### Requirements:
Copy every line of the following data that includes the string "технологической".

— START Records supplied —

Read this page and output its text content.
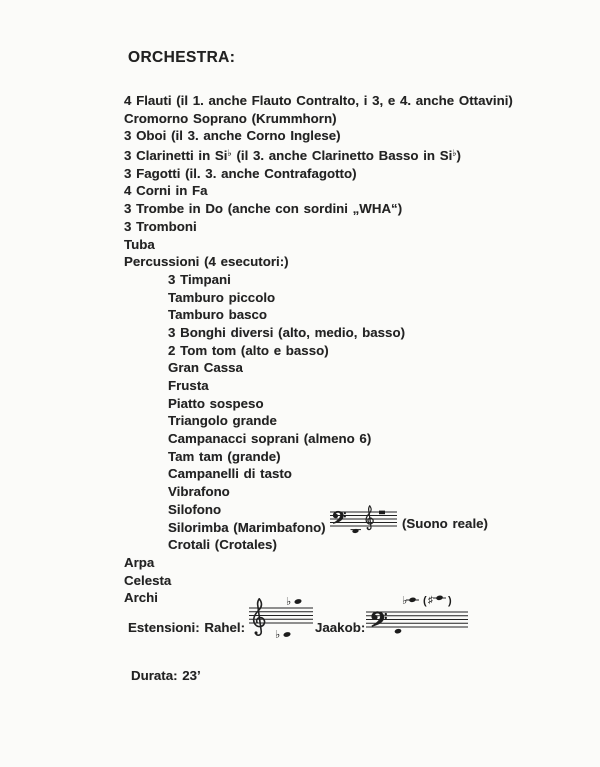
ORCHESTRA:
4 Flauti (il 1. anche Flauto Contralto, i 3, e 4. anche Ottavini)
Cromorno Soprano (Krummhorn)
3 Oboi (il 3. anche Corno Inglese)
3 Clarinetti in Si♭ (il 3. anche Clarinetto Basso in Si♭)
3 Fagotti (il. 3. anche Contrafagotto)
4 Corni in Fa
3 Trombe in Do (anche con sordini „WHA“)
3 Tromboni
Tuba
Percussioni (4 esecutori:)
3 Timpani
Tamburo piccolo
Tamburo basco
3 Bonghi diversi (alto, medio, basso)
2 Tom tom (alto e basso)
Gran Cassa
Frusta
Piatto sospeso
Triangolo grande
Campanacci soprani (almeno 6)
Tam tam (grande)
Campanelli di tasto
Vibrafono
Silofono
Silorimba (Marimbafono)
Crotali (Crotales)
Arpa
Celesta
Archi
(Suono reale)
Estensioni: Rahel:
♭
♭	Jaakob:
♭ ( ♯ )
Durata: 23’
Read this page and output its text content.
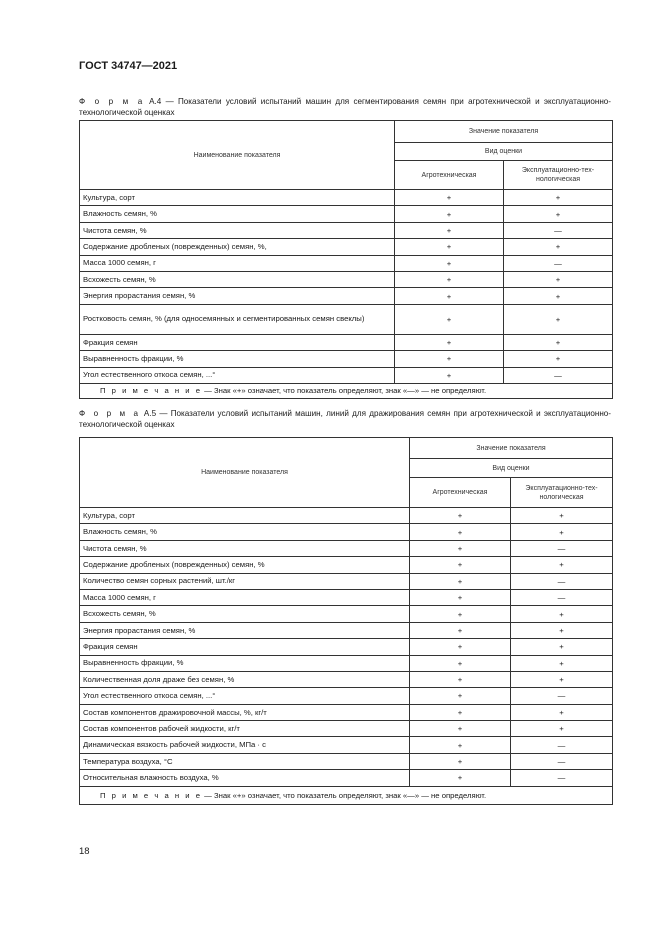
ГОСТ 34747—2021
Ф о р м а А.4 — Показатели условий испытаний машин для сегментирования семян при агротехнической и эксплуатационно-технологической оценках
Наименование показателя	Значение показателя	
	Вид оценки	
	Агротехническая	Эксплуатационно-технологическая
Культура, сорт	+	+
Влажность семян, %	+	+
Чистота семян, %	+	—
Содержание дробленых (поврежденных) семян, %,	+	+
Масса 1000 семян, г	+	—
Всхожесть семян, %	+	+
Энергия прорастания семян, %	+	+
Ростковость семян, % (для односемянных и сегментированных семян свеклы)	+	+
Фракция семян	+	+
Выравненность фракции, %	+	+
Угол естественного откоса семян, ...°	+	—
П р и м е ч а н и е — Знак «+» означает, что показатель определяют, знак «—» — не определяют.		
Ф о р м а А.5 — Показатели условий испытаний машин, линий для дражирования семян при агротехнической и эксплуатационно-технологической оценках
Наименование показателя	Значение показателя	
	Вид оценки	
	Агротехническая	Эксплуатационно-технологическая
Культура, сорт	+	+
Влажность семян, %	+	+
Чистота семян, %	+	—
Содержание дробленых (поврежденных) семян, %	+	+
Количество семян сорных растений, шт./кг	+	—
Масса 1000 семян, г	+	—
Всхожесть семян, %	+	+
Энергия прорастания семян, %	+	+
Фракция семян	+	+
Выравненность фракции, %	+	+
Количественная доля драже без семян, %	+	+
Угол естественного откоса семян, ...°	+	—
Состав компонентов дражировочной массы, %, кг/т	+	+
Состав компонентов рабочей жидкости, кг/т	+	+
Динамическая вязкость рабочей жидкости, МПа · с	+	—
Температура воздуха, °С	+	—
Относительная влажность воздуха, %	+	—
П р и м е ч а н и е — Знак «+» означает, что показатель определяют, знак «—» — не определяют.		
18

— END Records supplied —
— START Records supplied —

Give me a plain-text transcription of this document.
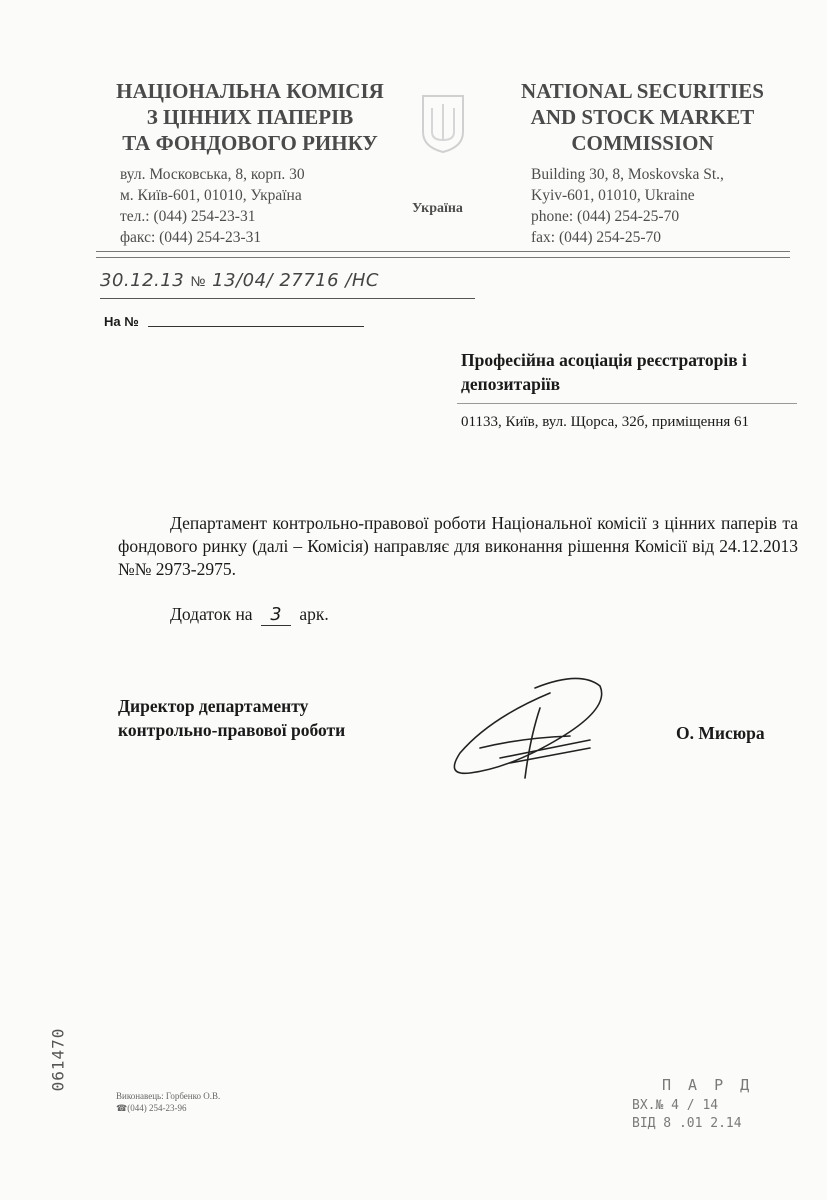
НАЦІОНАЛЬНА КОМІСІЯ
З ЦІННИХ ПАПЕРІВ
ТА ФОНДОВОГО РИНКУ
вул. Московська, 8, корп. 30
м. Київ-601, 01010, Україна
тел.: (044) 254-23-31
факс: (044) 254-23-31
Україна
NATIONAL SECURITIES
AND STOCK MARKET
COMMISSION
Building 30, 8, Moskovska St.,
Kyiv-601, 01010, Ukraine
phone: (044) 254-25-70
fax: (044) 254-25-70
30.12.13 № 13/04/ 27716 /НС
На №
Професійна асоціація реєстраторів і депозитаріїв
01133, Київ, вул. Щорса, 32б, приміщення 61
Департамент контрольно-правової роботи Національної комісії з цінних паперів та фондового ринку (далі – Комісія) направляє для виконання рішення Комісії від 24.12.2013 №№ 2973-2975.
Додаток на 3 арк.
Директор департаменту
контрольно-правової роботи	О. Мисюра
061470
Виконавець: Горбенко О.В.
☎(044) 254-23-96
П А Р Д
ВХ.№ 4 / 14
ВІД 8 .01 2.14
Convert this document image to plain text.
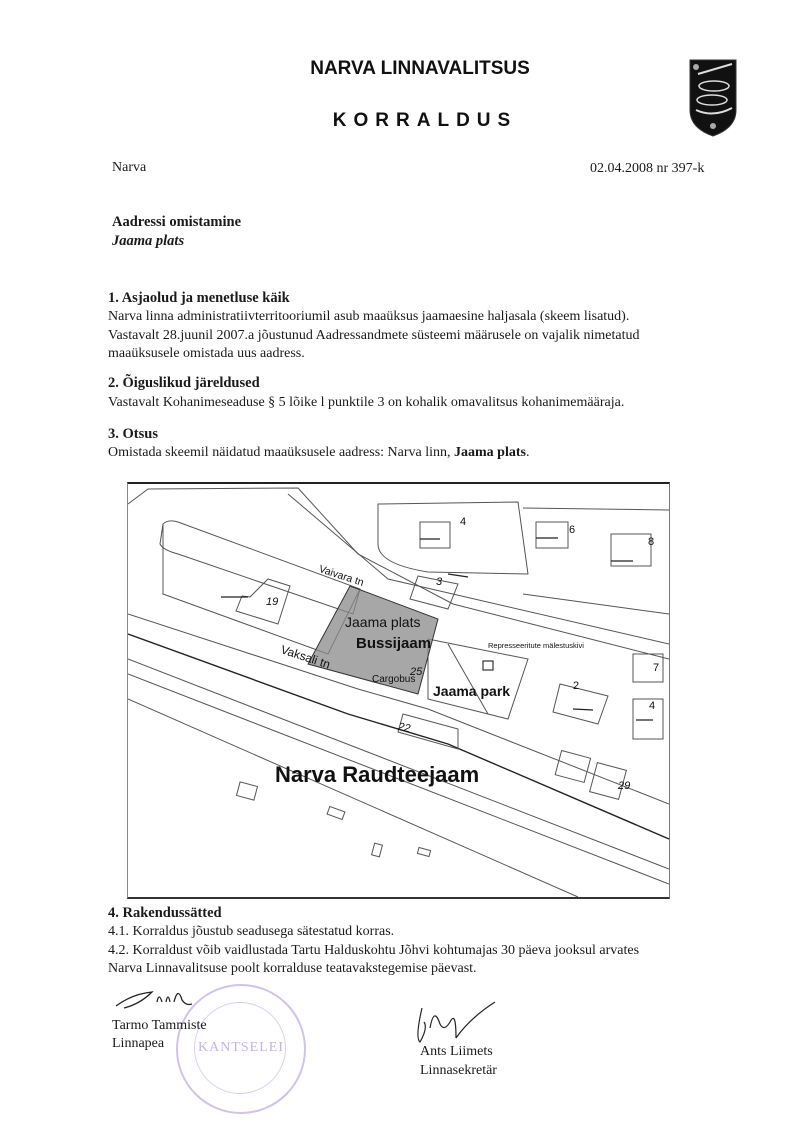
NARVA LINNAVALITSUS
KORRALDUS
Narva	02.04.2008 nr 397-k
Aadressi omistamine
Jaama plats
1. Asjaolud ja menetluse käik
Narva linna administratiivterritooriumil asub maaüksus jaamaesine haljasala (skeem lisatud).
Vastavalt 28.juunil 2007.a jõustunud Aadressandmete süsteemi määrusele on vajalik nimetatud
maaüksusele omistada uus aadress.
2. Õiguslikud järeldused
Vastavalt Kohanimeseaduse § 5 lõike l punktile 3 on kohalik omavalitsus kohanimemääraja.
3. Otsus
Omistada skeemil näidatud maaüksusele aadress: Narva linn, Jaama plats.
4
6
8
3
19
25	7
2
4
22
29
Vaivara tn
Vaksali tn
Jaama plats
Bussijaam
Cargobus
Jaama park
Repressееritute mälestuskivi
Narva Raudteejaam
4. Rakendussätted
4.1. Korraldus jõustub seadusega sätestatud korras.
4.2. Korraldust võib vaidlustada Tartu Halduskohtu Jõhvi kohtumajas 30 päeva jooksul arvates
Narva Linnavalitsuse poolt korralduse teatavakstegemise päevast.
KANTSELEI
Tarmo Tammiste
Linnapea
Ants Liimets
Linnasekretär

— END Records supplied —
— START Records supplied —

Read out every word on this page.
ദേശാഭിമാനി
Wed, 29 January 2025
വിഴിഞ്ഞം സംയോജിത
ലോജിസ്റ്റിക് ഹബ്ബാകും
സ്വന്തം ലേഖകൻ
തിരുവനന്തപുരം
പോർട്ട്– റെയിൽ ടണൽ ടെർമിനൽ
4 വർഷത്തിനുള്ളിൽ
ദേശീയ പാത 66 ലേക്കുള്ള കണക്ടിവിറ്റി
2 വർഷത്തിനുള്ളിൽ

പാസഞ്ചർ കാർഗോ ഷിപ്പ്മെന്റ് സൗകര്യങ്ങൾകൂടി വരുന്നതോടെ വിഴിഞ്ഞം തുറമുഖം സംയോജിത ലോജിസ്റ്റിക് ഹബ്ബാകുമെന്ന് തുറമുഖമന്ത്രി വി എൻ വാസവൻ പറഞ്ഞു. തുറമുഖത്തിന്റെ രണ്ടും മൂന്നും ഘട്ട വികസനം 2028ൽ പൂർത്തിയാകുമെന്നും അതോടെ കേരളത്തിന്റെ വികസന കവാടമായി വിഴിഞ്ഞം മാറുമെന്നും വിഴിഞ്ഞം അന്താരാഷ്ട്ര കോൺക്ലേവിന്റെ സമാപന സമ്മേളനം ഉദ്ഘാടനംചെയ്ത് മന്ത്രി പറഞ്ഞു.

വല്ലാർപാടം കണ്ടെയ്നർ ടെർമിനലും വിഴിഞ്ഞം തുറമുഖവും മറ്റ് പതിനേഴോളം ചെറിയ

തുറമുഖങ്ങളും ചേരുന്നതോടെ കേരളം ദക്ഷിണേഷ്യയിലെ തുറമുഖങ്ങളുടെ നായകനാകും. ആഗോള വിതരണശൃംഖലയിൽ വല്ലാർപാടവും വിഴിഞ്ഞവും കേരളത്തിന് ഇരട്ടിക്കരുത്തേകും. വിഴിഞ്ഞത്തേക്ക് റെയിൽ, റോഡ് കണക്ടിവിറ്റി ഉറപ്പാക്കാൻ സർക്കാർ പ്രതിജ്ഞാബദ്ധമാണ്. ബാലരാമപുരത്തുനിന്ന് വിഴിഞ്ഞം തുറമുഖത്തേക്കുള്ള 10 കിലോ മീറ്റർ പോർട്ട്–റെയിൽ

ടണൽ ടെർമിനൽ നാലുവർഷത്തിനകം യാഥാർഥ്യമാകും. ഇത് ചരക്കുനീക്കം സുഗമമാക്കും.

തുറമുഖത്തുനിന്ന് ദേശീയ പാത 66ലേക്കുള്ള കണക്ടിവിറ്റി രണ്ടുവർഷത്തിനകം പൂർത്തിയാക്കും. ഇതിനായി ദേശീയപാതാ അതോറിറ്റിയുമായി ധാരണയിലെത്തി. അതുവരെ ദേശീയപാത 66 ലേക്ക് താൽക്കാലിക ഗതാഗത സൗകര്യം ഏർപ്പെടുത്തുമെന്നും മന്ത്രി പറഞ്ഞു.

— END Records supplied —

### Solution to the problem:
Ф о р м а А.4 — Показатели условий испытаний машин для сегментирования семян при агротехнической и эксплуатационно-технологической оценках
Ф о р м а А.5 — Показатели условий испытаний машин, линий для дражирования семян при агротехнической и эксплуатационно-технологической оценках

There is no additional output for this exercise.